Supplied records:
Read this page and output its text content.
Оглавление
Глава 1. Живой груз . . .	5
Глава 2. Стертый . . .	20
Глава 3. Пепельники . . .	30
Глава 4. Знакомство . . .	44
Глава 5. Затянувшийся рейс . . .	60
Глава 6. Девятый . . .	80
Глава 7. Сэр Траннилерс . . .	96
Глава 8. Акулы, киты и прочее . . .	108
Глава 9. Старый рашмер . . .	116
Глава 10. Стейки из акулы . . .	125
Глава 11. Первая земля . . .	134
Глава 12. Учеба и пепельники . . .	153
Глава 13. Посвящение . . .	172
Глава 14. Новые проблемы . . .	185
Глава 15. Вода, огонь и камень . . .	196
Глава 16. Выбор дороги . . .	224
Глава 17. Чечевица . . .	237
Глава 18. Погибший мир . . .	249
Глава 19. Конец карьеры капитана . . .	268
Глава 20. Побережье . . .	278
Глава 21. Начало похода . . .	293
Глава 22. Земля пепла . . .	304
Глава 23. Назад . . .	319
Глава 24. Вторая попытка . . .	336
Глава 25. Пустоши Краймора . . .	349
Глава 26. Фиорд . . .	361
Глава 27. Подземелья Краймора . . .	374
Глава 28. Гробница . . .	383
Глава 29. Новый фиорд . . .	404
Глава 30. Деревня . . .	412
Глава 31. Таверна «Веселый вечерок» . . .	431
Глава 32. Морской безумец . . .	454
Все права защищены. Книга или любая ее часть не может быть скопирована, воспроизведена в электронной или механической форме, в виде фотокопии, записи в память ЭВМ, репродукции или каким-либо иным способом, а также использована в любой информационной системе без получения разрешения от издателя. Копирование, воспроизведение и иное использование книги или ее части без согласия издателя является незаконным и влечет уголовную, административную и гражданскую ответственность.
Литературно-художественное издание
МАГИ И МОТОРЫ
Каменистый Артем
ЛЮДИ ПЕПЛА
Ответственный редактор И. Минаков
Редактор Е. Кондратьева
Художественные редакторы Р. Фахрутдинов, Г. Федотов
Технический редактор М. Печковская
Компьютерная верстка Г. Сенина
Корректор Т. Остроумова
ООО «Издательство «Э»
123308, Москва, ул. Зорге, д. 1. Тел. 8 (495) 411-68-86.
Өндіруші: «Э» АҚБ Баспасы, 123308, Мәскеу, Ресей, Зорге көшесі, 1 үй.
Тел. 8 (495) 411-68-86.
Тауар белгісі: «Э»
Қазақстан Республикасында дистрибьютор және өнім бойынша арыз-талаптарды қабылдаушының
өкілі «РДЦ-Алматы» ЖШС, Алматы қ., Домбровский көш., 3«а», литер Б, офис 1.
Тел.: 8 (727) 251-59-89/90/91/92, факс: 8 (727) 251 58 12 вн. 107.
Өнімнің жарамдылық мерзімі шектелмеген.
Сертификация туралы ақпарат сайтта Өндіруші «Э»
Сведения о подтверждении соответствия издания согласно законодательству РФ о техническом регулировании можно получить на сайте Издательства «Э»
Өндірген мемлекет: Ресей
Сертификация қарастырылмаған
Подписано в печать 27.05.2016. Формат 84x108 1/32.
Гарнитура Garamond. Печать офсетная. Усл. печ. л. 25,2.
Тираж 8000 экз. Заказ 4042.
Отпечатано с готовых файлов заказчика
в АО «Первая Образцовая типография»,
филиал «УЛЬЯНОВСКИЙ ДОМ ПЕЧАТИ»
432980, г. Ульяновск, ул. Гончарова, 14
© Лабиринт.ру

Requirement: Go back to the listing above and please repeat it exactly.

Written solution:
Read this page and output its text content.
Оглавление
Глава 1. Живой груз . . .	5
Глава 2. Стертый . . .	20
Глава 3. Пепельники . . .	30
Глава 4. Знакомство . . .	44
Глава 5. Затянувшийся рейс . . .	60
Глава 6. Девятый . . .	80
Глава 7. Сэр Траннилерс . . .	96
Глава 8. Акулы, киты и прочее . . .	108
Глава 9. Старый рашмер . . .	116
Глава 10. Стейки из акулы . . .	125
Глава 11. Первая земля . . .	134
Глава 12. Учеба и пепельники . . .	153
Глава 13. Посвящение . . .	172
Глава 14. Новые проблемы . . .	185
Глава 15. Вода, огонь и камень . . .	196
Глава 16. Выбор дороги . . .	224
Глава 17. Чечевица . . .	237
Глава 18. Погибший мир . . .	249
Глава 19. Конец карьеры капитана . . .	268
Глава 20. Побережье . . .	278
Глава 21. Начало похода . . .	293
Глава 22. Земля пепла . . .	304
Глава 23. Назад . . .	319
Глава 24. Вторая попытка . . .	336
Глава 25. Пустоши Краймора . . .	349
Глава 26. Фиорд . . .	361
Глава 27. Подземелья Краймора . . .	374
Глава 28. Гробница . . .	383
Глава 29. Новый фиорд . . .	404
Глава 30. Деревня . . .	412
Глава 31. Таверна «Веселый вечерок» . . .	431
Глава 32. Морской безумец . . .	454
Все права защищены. Книга или любая ее часть не может быть скопирована, воспроизведена в электронной или механической форме, в виде фотокопии, записи в память ЭВМ, репродукции или каким-либо иным способом, а также использована в любой информационной системе без получения разрешения от издателя. Копирование, воспроизведение и иное использование книги или ее части без согласия издателя является незаконным и влечет уголовную, административную и гражданскую ответственность.
Литературно-художественное издание
МАГИ И МОТОРЫ
Каменистый Артем
ЛЮДИ ПЕПЛА
Ответственный редактор И. Минаков
Редактор Е. Кондратьева
Художественные редакторы Р. Фахрутдинов, Г. Федотов
Технический редактор М. Печковская
Компьютерная верстка Г. Сенина
Корректор Т. Остроумова
ООО «Издательство «Э»
123308, Москва, ул. Зорге, д. 1. Тел. 8 (495) 411-68-86.
Өндіруші: «Э» АҚБ Баспасы, 123308, Мәскеу, Ресей, Зорге көшесі, 1 үй.
Тел. 8 (495) 411-68-86.
Тауар белгісі: «Э»
Қазақстан Республикасында дистрибьютор және өнім бойынша арыз-талаптарды қабылдаушының
өкілі «РДЦ-Алматы» ЖШС, Алматы қ., Домбровский көш., 3«а», литер Б, офис 1.
Тел.: 8 (727) 251-59-89/90/91/92, факс: 8 (727) 251 58 12 вн. 107.
Өнімнің жарамдылық мерзімі шектелмеген.
Сертификация туралы ақпарат сайтта Өндіруші «Э»
Сведения о подтверждении соответствия издания согласно законодательству РФ о техническом регулировании можно получить на сайте Издательства «Э»
Өндірген мемлекет: Ресей
Сертификация қарастырылмаған
Подписано в печать 27.05.2016. Формат 84x108 1/32.
Гарнитура Garamond. Печать офсетная. Усл. печ. л. 25,2.
Тираж 8000 экз. Заказ 4042.
Отпечатано с готовых файлов заказчика
в АО «Первая Образцовая типография»,
филиал «УЛЬЯНОВСКИЙ ДОМ ПЕЧАТИ»
432980, г. Ульяновск, ул. Гончарова, 14
© Лабиринт.ру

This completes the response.